== Entries shown ==
BEGIN
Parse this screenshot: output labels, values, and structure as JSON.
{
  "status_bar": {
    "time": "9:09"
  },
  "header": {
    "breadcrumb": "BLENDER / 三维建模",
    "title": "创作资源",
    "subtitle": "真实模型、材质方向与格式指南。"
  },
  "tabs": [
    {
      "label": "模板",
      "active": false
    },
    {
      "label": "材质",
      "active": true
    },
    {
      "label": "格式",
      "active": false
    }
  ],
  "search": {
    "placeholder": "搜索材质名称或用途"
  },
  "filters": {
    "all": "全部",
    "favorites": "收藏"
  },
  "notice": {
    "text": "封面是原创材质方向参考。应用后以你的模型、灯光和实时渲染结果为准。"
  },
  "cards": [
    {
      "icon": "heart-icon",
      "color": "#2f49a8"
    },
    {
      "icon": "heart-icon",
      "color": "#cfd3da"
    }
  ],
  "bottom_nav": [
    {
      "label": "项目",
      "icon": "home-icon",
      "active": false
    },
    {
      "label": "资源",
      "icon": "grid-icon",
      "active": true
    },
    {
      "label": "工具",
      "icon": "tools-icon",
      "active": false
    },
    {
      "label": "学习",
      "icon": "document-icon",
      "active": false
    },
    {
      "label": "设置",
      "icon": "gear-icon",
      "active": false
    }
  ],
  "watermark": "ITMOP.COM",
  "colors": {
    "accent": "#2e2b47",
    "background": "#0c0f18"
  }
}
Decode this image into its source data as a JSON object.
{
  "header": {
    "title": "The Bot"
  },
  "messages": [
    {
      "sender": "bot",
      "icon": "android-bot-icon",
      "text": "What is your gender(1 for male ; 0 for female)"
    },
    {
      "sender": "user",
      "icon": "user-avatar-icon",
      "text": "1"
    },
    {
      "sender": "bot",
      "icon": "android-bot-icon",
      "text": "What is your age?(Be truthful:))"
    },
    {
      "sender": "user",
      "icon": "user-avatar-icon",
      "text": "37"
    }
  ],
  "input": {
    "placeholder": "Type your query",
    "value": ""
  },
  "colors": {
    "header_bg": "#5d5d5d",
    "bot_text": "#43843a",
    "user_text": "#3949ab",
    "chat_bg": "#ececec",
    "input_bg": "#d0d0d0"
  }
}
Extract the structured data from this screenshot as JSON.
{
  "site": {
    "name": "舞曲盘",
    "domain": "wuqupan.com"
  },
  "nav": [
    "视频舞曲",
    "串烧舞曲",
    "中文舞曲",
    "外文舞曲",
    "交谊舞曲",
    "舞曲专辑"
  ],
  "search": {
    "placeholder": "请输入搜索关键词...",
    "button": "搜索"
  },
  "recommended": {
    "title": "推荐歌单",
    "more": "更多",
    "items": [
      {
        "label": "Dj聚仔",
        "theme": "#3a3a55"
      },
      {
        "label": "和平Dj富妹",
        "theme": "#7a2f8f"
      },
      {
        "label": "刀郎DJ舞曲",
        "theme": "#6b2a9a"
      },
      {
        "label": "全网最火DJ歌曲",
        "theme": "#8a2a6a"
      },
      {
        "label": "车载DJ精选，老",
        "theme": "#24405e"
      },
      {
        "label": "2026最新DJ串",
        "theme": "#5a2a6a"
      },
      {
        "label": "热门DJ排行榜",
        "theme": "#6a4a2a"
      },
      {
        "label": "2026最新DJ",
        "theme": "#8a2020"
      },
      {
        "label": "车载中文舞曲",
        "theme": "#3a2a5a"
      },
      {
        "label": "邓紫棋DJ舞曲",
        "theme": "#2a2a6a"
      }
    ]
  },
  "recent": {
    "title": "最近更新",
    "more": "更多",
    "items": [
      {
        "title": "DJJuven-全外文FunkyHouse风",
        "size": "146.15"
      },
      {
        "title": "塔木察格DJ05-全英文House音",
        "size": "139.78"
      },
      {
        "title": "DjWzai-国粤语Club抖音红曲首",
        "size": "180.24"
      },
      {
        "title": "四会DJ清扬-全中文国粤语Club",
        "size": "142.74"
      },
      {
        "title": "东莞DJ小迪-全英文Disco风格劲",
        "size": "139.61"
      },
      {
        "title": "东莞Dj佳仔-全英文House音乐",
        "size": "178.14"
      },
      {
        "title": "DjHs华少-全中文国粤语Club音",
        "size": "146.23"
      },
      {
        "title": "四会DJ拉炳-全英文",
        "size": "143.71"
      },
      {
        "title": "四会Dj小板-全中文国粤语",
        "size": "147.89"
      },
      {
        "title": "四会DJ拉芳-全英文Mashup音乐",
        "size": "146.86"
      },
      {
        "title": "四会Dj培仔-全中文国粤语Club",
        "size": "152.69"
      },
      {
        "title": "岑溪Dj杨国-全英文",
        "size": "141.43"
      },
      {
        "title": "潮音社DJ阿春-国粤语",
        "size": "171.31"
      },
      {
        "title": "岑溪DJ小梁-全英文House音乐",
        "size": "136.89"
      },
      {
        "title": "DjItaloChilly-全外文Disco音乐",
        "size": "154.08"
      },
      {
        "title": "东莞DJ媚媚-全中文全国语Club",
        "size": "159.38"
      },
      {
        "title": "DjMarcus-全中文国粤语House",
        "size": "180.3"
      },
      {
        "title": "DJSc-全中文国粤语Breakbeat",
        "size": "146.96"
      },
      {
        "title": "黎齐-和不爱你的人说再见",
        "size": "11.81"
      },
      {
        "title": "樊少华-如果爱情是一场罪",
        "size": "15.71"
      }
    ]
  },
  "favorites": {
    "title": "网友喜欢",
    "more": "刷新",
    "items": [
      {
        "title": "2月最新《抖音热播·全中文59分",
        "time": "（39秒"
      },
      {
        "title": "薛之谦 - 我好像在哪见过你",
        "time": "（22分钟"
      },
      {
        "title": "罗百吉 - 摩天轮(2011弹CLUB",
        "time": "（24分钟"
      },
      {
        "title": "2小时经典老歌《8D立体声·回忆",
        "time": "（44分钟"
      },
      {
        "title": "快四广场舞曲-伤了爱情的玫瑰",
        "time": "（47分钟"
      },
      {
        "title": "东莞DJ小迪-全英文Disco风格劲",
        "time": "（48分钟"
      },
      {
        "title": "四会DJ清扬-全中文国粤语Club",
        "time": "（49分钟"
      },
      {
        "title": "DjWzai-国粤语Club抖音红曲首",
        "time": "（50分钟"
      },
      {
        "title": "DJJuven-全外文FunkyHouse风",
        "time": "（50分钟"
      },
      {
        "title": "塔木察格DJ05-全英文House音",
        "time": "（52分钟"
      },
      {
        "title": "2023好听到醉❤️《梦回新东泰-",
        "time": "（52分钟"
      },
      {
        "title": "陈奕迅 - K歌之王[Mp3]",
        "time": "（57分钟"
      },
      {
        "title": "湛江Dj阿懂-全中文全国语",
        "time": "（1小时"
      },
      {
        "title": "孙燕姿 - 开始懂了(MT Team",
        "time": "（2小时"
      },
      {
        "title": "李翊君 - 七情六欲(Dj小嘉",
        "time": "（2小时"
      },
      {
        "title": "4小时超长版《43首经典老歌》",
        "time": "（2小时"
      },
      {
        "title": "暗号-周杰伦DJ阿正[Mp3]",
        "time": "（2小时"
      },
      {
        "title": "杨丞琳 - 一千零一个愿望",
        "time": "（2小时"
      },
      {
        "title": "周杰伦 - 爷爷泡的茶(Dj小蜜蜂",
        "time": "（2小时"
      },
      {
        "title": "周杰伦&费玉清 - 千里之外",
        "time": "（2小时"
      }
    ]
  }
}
END
== Brief ==
Find all the lines containing "placeholder" in the material, then copy them.

== Completed task ==
    "placeholder": "搜索材质名称或用途"
    "placeholder": "Type your query",
    "placeholder": "请输入搜索关键词...",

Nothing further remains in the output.